# THE REQUEST
Lines containing the word "label" are to be located and copied.
* begin *
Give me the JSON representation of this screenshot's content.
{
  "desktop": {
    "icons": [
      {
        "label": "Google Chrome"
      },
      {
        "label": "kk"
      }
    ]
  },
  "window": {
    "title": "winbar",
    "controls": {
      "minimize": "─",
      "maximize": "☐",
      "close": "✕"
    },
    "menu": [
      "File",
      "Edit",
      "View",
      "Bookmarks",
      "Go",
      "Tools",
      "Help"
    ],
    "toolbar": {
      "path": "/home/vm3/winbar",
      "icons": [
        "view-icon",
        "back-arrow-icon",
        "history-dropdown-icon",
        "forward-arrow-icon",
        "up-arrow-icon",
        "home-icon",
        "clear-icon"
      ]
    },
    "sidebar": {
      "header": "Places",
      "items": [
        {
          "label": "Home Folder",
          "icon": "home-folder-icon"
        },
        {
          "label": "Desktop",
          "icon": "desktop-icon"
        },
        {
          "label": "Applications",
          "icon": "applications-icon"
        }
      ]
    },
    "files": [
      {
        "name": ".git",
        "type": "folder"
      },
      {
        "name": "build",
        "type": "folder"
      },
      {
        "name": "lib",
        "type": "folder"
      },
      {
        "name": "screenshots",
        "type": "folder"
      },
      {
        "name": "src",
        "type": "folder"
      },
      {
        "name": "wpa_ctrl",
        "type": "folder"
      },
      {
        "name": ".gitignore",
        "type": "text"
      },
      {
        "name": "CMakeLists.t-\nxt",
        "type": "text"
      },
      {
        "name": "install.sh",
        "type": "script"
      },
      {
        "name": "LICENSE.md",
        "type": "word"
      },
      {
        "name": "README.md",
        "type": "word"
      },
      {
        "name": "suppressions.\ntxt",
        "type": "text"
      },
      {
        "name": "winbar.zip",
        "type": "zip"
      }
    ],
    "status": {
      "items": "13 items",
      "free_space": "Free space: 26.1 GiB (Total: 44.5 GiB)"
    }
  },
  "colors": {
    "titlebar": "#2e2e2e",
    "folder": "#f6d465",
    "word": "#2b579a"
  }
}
* end *
# RESPONSE TO THE EXERCISE
        "label": "Google Chrome"
        "label": "kk"
          "label": "Home Folder",
          "label": "Desktop",
          "label": "Applications",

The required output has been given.